┌─ Data rows

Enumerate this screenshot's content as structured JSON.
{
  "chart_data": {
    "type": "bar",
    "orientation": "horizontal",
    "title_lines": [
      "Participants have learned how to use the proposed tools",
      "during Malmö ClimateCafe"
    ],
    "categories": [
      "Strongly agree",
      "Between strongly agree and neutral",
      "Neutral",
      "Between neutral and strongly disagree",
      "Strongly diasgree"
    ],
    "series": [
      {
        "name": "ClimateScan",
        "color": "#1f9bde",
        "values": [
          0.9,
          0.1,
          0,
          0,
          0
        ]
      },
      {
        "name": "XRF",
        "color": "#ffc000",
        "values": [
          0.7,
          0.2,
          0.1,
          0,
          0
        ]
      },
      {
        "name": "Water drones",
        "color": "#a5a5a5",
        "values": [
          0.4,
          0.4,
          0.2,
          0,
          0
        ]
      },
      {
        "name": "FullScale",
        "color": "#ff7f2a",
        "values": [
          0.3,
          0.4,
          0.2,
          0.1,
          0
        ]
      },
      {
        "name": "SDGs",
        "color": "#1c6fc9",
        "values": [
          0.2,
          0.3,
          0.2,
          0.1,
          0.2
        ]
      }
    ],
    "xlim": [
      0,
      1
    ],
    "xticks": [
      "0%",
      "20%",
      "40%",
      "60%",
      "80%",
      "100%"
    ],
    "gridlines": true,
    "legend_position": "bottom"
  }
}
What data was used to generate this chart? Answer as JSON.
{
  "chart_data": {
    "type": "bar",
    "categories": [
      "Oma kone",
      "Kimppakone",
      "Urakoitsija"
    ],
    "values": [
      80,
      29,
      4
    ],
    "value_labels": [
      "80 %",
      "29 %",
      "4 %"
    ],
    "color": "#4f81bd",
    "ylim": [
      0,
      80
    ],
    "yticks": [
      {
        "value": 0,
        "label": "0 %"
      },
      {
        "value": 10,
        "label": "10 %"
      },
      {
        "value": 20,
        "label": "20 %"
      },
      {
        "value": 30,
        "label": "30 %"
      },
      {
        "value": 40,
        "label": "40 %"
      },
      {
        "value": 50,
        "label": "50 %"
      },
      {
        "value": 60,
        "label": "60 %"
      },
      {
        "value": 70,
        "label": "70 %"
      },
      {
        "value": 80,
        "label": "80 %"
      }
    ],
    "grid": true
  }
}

└─

Everything from the line with "What data was" to the end of the listing above needs to be duplicated exactly, both end lines included, with nothing more.

### Response to the task
What data was used to generate this chart? Answer as JSON.
{
  "chart_data": {
    "type": "bar",
    "categories": [
      "Oma kone",
      "Kimppakone",
      "Urakoitsija"
    ],
    "values": [
      80,
      29,
      4
    ],
    "value_labels": [
      "80 %",
      "29 %",
      "4 %"
    ],
    "color": "#4f81bd",
    "ylim": [
      0,
      80
    ],
    "yticks": [
      {
        "value": 0,
        "label": "0 %"
      },
      {
        "value": 10,
        "label": "10 %"
      },
      {
        "value": 20,
        "label": "20 %"
      },
      {
        "value": 30,
        "label": "30 %"
      },
      {
        "value": 40,
        "label": "40 %"
      },
      {
        "value": 50,
        "label": "50 %"
      },
      {
        "value": 60,
        "label": "60 %"
      },
      {
        "value": 70,
        "label": "70 %"
      },
      {
        "value": 80,
        "label": "80 %"
      }
    ],
    "grid": true
  }
}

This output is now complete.